-- begin --

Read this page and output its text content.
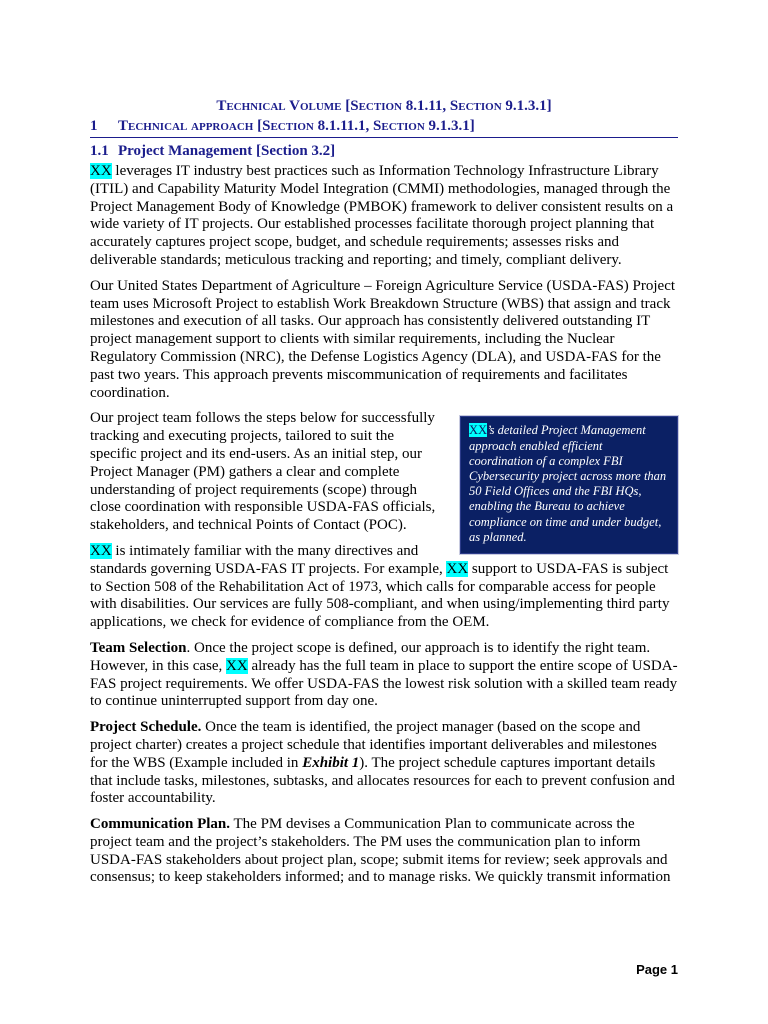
Technical Volume [Section 8.1.11, Section 9.1.3.1]
1 Technical approach [Section 8.1.11.1, Section 9.1.3.1]
1.1 Project Management [Section 3.2]

XX leverages IT industry best practices such as Information Technology Infrastructure Library (ITIL) and Capability Maturity Model Integration (CMMI) methodologies, managed through the Project Management Body of Knowledge (PMBOK) framework to deliver consistent results on a wide variety of IT projects. Our established processes facilitate thorough project planning that accurately captures project scope, budget, and schedule requirements; assesses risks and deliverable standards; meticulous tracking and reporting; and timely, compliant delivery.

Our United States Department of Agriculture – Foreign Agriculture Service (USDA-FAS) Project team uses Microsoft Project to establish Work Breakdown Structure (WBS) that assign and track milestones and execution of all tasks. Our approach has consistently delivered outstanding IT project management support to clients with similar requirements, including the Nuclear Regulatory Commission (NRC), the Defense Logistics Agency (DLA), and USDA-FAS for the past two years. This approach prevents miscommunication of requirements and facilitates coordination.

XX’s detailed Project Management approach enabled efficient coordination of a complex FBI Cybersecurity project across more than 50 Field Offices and the FBI HQs, enabling the Bureau to achieve compliance on time and under budget, as planned.

Our project team follows the steps below for successfully tracking and executing projects, tailored to suit the specific project and its end-users. As an initial step, our Project Manager (PM) gathers a clear and complete understanding of project requirements (scope) through close coordination with responsible USDA-FAS officials, stakeholders, and technical Points of Contact (POC).

XX is intimately familiar with the many directives and standards governing USDA-FAS IT projects. For example, XX support to USDA-FAS is subject to Section 508 of the Rehabilitation Act of 1973, which calls for comparable access for people with disabilities. Our services are fully 508-compliant, and when using/implementing third party applications, we check for evidence of compliance from the OEM.

Team Selection. Once the project scope is defined, our approach is to identify the right team. However, in this case, XX already has the full team in place to support the entire scope of USDA-FAS project requirements. We offer USDA-FAS the lowest risk solution with a skilled team ready to continue uninterrupted support from day one.

Project Schedule. Once the team is identified, the project manager (based on the scope and project charter) creates a project schedule that identifies important deliverables and milestones for the WBS (Example included in Exhibit 1). The project schedule captures important details that include tasks, milestones, subtasks, and allocates resources for each to prevent confusion and foster accountability.

Communication Plan. The PM devises a Communication Plan to communicate across the project team and the project’s stakeholders. The PM uses the communication plan to inform USDA-FAS stakeholders about project plan, scope; submit items for review; seek approvals and consensus; to keep stakeholders informed; and to manage risks. We quickly transmit information

Page 1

-- end --

[WHAT TO DO]: Write the full listing out again with every line unchanged, but include no pictures.

[RESULT OF THE EXERCISE]:
Read this page and output its text content.
Technical Volume [Section 8.1.11, Section 9.1.3.1]
1 Technical approach [Section 8.1.11.1, Section 9.1.3.1]
1.1 Project Management [Section 3.2]

XX leverages IT industry best practices such as Information Technology Infrastructure Library (ITIL) and Capability Maturity Model Integration (CMMI) methodologies, managed through the Project Management Body of Knowledge (PMBOK) framework to deliver consistent results on a wide variety of IT projects. Our established processes facilitate thorough project planning that accurately captures project scope, budget, and schedule requirements; assesses risks and deliverable standards; meticulous tracking and reporting; and timely, compliant delivery.

Our United States Department of Agriculture – Foreign Agriculture Service (USDA-FAS) Project team uses Microsoft Project to establish Work Breakdown Structure (WBS) that assign and track milestones and execution of all tasks. Our approach has consistently delivered outstanding IT project management support to clients with similar requirements, including the Nuclear Regulatory Commission (NRC), the Defense Logistics Agency (DLA), and USDA-FAS for the past two years. This approach prevents miscommunication of requirements and facilitates coordination.

XX’s detailed Project Management approach enabled efficient coordination of a complex FBI Cybersecurity project across more than 50 Field Offices and the FBI HQs, enabling the Bureau to achieve compliance on time and under budget, as planned.

Our project team follows the steps below for successfully tracking and executing projects, tailored to suit the specific project and its end-users. As an initial step, our Project Manager (PM) gathers a clear and complete understanding of project requirements (scope) through close coordination with responsible USDA-FAS officials, stakeholders, and technical Points of Contact (POC).

XX is intimately familiar with the many directives and standards governing USDA-FAS IT projects. For example, XX support to USDA-FAS is subject to Section 508 of the Rehabilitation Act of 1973, which calls for comparable access for people with disabilities. Our services are fully 508-compliant, and when using/implementing third party applications, we check for evidence of compliance from the OEM.

Team Selection. Once the project scope is defined, our approach is to identify the right team. However, in this case, XX already has the full team in place to support the entire scope of USDA-FAS project requirements. We offer USDA-FAS the lowest risk solution with a skilled team ready to continue uninterrupted support from day one.

Project Schedule. Once the team is identified, the project manager (based on the scope and project charter) creates a project schedule that identifies important deliverables and milestones for the WBS (Example included in Exhibit 1). The project schedule captures important details that include tasks, milestones, subtasks, and allocates resources for each to prevent confusion and foster accountability.

Communication Plan. The PM devises a Communication Plan to communicate across the project team and the project’s stakeholders. The PM uses the communication plan to inform USDA-FAS stakeholders about project plan, scope; submit items for review; seek approvals and consensus; to keep stakeholders informed; and to manage risks. We quickly transmit information

Page 1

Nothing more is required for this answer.